— PROBLEM DESCRIPTION —
Transcribe the lines below verbatim, skipping the images.

— start —

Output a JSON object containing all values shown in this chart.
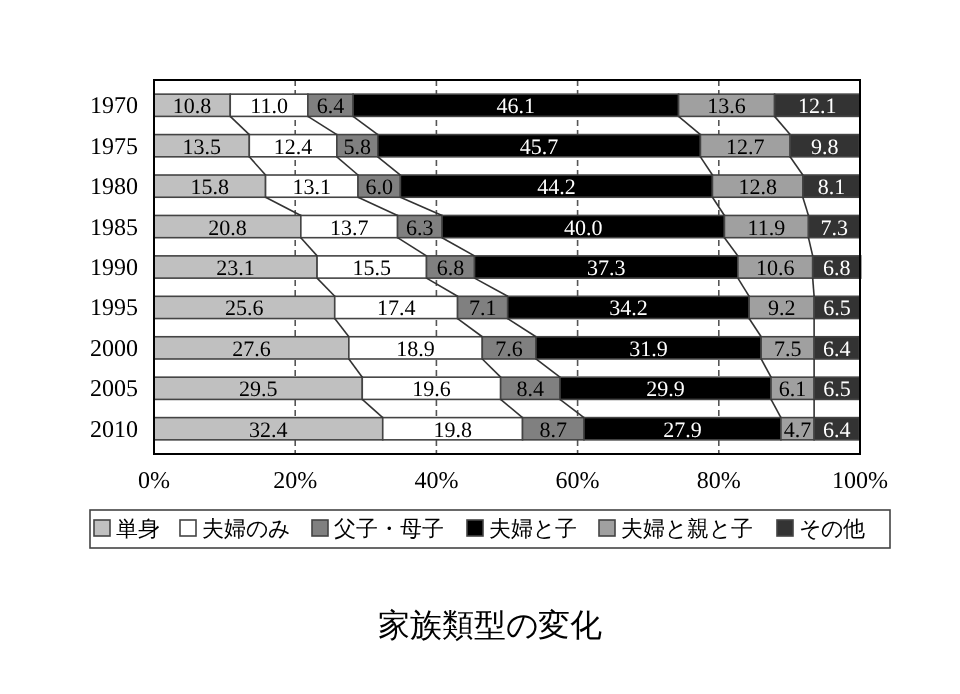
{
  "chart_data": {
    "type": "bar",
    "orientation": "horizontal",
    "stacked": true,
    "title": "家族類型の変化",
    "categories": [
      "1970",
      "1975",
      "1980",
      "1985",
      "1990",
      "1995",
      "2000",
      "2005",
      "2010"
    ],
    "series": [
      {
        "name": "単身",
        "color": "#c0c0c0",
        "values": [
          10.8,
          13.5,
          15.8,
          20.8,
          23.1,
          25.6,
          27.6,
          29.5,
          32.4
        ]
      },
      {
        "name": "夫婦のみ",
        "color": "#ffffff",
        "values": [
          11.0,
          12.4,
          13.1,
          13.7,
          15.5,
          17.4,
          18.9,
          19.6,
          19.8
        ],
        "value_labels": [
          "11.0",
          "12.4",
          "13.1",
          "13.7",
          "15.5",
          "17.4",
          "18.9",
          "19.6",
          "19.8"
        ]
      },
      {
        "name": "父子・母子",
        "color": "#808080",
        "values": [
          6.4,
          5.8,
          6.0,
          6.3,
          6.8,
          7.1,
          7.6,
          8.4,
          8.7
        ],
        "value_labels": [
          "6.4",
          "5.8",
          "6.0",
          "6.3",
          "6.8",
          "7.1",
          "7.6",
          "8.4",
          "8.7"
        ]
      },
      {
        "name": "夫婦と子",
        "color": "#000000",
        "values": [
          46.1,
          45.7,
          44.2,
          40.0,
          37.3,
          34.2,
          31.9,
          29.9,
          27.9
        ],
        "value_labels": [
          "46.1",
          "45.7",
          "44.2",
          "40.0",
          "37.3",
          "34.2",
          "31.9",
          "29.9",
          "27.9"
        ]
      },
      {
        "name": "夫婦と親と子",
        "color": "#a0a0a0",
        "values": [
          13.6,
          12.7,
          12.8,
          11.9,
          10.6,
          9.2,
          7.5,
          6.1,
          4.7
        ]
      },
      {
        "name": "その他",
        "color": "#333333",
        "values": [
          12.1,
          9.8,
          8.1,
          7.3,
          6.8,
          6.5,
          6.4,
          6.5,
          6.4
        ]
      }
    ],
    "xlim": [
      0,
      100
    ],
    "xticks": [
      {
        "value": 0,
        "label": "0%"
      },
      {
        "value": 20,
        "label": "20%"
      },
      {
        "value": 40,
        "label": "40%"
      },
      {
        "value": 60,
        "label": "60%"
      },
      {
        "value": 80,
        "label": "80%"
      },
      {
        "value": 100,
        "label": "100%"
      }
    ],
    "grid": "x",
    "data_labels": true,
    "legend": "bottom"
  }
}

— end —

— EXERCISE OUTPUT —
Output a JSON object containing all values shown in this chart.
{
  "chart_data": {
    "type": "bar",
    "orientation": "horizontal",
    "stacked": true,
    "title": "家族類型の変化",
    "categories": [
      "1970",
      "1975",
      "1980",
      "1985",
      "1990",
      "1995",
      "2000",
      "2005",
      "2010"
    ],
    "series": [
      {
        "name": "単身",
        "color": "#c0c0c0",
        "values": [
          10.8,
          13.5,
          15.8,
          20.8,
          23.1,
          25.6,
          27.6,
          29.5,
          32.4
        ]
      },
      {
        "name": "夫婦のみ",
        "color": "#ffffff",
        "values": [
          11.0,
          12.4,
          13.1,
          13.7,
          15.5,
          17.4,
          18.9,
          19.6,
          19.8
        ],
        "value_labels": [
          "11.0",
          "12.4",
          "13.1",
          "13.7",
          "15.5",
          "17.4",
          "18.9",
          "19.6",
          "19.8"
        ]
      },
      {
        "name": "父子・母子",
        "color": "#808080",
        "values": [
          6.4,
          5.8,
          6.0,
          6.3,
          6.8,
          7.1,
          7.6,
          8.4,
          8.7
        ],
        "value_labels": [
          "6.4",
          "5.8",
          "6.0",
          "6.3",
          "6.8",
          "7.1",
          "7.6",
          "8.4",
          "8.7"
        ]
      },
      {
        "name": "夫婦と子",
        "color": "#000000",
        "values": [
          46.1,
          45.7,
          44.2,
          40.0,
          37.3,
          34.2,
          31.9,
          29.9,
          27.9
        ],
        "value_labels": [
          "46.1",
          "45.7",
          "44.2",
          "40.0",
          "37.3",
          "34.2",
          "31.9",
          "29.9",
          "27.9"
        ]
      },
      {
        "name": "夫婦と親と子",
        "color": "#a0a0a0",
        "values": [
          13.6,
          12.7,
          12.8,
          11.9,
          10.6,
          9.2,
          7.5,
          6.1,
          4.7
        ]
      },
      {
        "name": "その他",
        "color": "#333333",
        "values": [
          12.1,
          9.8,
          8.1,
          7.3,
          6.8,
          6.5,
          6.4,
          6.5,
          6.4
        ]
      }
    ],
    "xlim": [
      0,
      100
    ],
    "xticks": [
      {
        "value": 0,
        "label": "0%"
      },
      {
        "value": 20,
        "label": "20%"
      },
      {
        "value": 40,
        "label": "40%"
      },
      {
        "value": 60,
        "label": "60%"
      },
      {
        "value": 80,
        "label": "80%"
      },
      {
        "value": 100,
        "label": "100%"
      }
    ],
    "grid": "x",
    "data_labels": true,
    "legend": "bottom"
  }
}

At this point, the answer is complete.